## Text segment
»»
Designing computeProgress()

The computeProgress() function has no spec at all, so you need to write one, and then test and implement it.

The purpose of computeProgress() is to provide statistical information about the user’s learning progress.

Examples of statistics include counts, averages, medians, minimums, and maximums, as well as non-numeric values that minimize or maximize some statistic.

Inputs to the function should include, but are not limited to:

  • a representation of the current state of the flashcard buckets
  • a representation of the history of the user’s answers to flashcards (including types like Flashcard, AnswerDifficulty, and Date).

The output should:

  • include at least two different kinds of statistics that help the user understand their progress in learning the flashcards;
  • include statistics that are parameterized on the input in some way (e.g. by flashcard, by unit of time, by answer difficulty, by bucket), such that changing the inputs should be able to change the number of values in the output.

Your spec should be safe from bugs, easy to understand, and ready for change. In particular, use static typing as much as possible.

Your spec must have a nontrivial and relevant precondition that cannot be statically checked. For example, for sqrt(x), the precondition x ≥ 0 is both nontrivial and relevant, whereas x !== NaN is trivial (if that’s the entire precondition), and x is even is not relevant.

Your implementation must check the precondition and fail fast if the precondition is not satisfied.

  • Note that when you write tests for your new computeProgress() spec in algorithmTest.ts, you will have to add computeProgress to the list of imported functions at the top of the file:
    import { toBucketSets, getBucketRange, practice, update, getHint, computeProgress } from '../src/algorithm';

Submitting

Make sure you commit AND push your work to your repository on github.mit.edu. We will use the state of your repository on github.mit.edu as of 10:00pm on the deadline date. When you git push, the continuous build system attempts to compile your code and run the public tests (which are only a subset of the autograder tests). You can always review your build results at didit.mit.edu/6.102/sp23.

Didit feedback is provided on a best-effort basis:

  • There is no guarantee that Didit tests will run within any particular timeframe, or at all. If you push code close to the deadline, the large number of submissions will slow the turnaround time before your code is examined.
  • If you commit and push right before the deadline, it’s okay if the Didit build finishes after the deadline, because the commit-and-push was on time.
  • Passing some or all of the public tests on Didit is no guarantee that you will pass the full battery of autograding tests — but failing them is almost sure to mean lost points on the problem set.

Grading

Your overall ps1 grade will be computed as approximately:
~40% alpha autograde (including online exercises) + ~10% alpha manual grade + ~35% beta autograde + ~15% beta manual grade

The autograder test cases will not change from alpha to beta, but their point values will. In order to encourage test-first programming, alpha autograding will put more weight on your tests and less weight on your implementations. On the beta, autograding will look for both good testing and good implementations.

Manual grading of the alpha may examine any part of your solution, including test suites, specs, implementations, and your git commit history. Manual grading of the beta may re-examine any part, and how you addressed manual grading and code review feedback from the alpha.
««
## What to work on
(1) Can you reproduce the problem set text starting at "Manual grading of the alpha" and ending at "from the alpha.", updating it so that "code review feedback" becomes "reviewer comments"?
(2) According to the problem set text, as of what time on the deadline date will the state of your repository on github.mit.edu be used?
You won't need the lines that come after this sentence.

## Listed entries
»»
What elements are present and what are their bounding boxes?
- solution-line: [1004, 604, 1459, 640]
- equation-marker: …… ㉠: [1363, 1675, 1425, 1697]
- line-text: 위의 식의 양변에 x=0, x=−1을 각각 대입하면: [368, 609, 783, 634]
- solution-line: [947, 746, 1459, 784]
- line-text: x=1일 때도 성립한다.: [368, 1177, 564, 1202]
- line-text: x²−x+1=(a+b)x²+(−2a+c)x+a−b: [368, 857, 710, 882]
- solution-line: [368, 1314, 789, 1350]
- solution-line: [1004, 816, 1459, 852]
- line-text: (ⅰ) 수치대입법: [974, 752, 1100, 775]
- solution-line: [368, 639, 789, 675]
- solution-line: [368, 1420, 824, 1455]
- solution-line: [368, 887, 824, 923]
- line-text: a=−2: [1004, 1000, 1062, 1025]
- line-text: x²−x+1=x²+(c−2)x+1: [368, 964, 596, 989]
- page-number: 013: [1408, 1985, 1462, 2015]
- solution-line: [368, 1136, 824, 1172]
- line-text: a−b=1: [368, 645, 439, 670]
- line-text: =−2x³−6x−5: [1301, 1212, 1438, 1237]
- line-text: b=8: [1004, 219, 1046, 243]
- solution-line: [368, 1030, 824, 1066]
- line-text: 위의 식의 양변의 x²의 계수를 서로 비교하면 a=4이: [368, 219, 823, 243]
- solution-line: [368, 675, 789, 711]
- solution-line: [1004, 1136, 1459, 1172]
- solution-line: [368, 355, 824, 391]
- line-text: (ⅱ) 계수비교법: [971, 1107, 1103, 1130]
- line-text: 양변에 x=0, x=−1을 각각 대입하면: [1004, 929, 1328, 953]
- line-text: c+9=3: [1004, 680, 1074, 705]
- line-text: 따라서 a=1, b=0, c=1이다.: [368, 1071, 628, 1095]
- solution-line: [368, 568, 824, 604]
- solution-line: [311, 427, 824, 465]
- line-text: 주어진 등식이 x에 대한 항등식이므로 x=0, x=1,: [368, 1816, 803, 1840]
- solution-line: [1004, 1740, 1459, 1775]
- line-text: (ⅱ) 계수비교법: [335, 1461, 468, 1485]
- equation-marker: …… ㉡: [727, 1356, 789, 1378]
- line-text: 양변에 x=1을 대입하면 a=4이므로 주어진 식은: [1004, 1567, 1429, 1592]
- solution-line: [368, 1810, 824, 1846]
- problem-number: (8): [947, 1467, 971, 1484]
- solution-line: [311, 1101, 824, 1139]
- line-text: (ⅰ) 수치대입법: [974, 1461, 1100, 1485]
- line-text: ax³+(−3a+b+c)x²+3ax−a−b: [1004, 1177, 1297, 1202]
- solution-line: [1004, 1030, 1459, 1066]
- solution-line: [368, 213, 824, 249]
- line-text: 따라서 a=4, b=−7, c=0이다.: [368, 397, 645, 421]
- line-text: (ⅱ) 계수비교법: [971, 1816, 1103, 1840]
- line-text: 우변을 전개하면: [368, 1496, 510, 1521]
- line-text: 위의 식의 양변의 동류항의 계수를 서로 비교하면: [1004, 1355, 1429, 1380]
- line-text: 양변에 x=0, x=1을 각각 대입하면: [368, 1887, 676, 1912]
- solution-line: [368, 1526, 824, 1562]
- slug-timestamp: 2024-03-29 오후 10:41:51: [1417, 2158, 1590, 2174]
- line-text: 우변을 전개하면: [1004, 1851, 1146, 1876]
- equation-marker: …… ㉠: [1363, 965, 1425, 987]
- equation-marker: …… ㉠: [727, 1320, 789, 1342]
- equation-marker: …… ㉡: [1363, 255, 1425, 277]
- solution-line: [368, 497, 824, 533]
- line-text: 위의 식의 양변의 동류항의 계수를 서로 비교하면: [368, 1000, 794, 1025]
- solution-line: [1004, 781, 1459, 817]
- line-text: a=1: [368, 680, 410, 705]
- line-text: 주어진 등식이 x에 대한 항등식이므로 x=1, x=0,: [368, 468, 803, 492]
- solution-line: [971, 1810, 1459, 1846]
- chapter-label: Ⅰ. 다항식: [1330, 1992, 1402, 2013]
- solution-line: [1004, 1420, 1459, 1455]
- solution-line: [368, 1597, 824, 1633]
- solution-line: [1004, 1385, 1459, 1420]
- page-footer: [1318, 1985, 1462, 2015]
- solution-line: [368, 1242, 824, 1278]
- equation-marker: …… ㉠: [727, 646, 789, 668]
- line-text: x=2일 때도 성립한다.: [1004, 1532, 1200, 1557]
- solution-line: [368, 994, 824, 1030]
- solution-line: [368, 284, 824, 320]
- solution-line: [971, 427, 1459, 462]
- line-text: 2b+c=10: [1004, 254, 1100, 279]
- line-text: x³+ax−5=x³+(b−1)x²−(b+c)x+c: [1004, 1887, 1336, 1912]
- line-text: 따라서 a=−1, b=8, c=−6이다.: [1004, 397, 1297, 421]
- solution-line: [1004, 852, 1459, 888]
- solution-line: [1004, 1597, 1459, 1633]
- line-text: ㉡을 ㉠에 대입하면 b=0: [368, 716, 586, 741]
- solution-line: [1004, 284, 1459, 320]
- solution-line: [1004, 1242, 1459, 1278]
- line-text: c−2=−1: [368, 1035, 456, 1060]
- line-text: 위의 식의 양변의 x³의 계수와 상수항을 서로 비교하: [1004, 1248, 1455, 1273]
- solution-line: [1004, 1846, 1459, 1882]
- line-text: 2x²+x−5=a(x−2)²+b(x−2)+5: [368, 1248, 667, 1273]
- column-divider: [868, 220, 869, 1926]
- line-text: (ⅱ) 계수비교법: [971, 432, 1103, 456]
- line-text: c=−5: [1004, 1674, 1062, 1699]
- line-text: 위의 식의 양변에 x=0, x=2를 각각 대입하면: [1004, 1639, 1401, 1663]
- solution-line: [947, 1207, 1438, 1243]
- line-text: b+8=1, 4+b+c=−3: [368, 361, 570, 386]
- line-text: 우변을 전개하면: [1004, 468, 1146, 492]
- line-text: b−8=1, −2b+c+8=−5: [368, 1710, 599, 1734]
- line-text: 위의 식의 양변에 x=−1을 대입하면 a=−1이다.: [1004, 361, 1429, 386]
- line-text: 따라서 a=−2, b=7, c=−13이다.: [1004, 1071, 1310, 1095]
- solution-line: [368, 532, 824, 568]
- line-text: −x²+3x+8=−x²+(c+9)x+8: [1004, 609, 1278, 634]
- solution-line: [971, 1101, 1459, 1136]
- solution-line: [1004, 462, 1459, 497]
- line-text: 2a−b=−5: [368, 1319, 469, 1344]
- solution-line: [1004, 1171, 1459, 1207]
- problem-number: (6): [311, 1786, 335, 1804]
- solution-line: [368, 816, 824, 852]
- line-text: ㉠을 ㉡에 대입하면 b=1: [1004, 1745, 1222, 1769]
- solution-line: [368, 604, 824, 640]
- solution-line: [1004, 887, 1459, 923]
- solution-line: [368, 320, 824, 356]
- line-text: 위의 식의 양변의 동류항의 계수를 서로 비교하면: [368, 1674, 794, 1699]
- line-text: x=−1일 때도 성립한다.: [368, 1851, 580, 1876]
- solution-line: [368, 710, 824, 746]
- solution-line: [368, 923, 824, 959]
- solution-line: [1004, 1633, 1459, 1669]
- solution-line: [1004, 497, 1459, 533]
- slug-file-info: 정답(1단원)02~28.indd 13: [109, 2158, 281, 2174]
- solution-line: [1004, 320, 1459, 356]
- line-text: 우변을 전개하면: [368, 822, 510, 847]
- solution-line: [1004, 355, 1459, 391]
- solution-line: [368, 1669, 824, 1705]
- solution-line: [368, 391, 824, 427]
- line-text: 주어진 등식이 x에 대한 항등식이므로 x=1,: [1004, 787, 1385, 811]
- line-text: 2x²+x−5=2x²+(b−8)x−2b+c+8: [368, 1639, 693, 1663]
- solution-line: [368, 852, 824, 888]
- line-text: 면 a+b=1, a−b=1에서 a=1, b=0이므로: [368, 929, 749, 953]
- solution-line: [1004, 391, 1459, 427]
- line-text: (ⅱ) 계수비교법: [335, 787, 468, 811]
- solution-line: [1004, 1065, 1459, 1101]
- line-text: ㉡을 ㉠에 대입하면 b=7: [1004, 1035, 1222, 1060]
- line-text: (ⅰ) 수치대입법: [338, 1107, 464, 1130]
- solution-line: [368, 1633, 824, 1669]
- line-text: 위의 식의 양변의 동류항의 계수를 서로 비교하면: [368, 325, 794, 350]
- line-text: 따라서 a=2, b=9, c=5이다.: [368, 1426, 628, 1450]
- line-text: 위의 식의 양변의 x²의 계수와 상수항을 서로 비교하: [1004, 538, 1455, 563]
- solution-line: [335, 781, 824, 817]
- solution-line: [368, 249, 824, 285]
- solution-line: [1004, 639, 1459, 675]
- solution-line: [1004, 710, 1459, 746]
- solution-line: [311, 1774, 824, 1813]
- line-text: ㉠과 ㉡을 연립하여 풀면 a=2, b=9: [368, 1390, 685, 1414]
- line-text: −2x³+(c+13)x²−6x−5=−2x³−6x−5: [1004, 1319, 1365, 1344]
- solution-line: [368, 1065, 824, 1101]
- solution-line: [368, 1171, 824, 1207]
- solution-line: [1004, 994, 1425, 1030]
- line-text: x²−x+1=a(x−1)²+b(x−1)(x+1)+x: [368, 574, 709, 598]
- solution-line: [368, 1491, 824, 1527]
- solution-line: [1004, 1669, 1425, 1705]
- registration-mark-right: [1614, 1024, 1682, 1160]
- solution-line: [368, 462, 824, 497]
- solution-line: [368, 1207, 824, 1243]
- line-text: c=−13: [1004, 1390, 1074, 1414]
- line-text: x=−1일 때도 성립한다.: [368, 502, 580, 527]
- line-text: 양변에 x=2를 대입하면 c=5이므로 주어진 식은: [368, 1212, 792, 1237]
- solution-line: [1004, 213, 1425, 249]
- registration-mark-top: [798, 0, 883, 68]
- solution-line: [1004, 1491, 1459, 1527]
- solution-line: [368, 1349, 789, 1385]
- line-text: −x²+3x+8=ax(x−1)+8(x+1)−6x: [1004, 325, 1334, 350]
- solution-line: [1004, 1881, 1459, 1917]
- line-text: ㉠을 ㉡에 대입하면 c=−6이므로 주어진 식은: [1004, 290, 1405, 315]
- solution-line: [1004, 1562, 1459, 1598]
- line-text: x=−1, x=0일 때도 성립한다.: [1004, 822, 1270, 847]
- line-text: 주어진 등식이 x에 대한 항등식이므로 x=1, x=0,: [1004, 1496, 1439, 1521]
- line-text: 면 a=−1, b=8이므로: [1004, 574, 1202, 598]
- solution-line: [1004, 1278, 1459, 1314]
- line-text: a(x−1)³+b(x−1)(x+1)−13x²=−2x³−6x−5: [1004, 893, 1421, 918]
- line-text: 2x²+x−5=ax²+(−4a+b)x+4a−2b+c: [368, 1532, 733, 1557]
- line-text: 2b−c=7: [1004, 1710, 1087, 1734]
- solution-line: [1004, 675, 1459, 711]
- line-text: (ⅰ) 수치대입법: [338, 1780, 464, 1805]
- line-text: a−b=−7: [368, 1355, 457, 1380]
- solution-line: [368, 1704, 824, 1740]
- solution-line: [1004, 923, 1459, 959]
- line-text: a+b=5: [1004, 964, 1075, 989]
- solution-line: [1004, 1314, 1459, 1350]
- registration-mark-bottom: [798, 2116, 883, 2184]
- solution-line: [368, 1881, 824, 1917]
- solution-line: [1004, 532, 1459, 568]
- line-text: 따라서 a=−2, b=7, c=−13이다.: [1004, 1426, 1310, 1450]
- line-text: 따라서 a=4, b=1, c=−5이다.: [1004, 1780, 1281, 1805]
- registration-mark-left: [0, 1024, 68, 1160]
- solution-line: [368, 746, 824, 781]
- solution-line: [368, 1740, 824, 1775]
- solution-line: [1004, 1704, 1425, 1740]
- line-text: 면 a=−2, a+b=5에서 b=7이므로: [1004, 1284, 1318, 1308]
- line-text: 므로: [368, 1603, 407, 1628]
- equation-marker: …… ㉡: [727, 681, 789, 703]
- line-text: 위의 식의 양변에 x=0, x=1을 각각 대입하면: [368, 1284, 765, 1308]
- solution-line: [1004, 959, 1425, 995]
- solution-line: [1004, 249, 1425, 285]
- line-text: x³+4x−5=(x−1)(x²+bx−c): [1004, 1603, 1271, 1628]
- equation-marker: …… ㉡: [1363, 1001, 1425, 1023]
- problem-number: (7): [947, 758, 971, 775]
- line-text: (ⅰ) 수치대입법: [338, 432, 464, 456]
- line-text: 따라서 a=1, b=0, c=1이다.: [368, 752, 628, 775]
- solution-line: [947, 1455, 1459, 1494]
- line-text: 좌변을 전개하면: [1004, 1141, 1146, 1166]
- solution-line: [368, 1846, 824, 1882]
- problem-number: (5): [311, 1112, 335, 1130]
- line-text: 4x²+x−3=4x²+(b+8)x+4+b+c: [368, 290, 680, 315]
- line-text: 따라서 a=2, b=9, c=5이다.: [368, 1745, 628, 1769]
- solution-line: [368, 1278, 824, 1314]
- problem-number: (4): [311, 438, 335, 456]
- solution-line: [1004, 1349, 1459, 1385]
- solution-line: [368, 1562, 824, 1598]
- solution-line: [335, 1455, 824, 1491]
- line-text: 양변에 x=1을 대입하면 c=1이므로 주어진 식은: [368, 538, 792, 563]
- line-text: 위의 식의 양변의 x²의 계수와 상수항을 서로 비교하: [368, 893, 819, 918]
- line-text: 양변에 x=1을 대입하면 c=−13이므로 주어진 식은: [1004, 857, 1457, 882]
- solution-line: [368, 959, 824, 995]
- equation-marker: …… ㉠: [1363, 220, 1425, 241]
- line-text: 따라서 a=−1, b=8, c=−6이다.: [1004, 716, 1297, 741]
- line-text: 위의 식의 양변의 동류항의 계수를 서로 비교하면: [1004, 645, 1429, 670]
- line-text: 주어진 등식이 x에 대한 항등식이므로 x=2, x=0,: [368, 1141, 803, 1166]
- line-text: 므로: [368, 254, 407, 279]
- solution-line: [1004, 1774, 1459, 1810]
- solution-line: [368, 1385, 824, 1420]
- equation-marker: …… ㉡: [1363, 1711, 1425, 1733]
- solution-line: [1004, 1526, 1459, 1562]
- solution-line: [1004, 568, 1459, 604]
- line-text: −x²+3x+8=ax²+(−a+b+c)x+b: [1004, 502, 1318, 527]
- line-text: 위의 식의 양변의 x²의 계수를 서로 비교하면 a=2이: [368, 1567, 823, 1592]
««
## Per-task outputs
(1)
Manual grading of the alpha may examine any part of your solution, including test suites, specs, implementations, and your git commit history. Manual grading of the beta may re-examine any part, and how you addressed manual grading and reviewer comments from the alpha.

(2) 10:00pm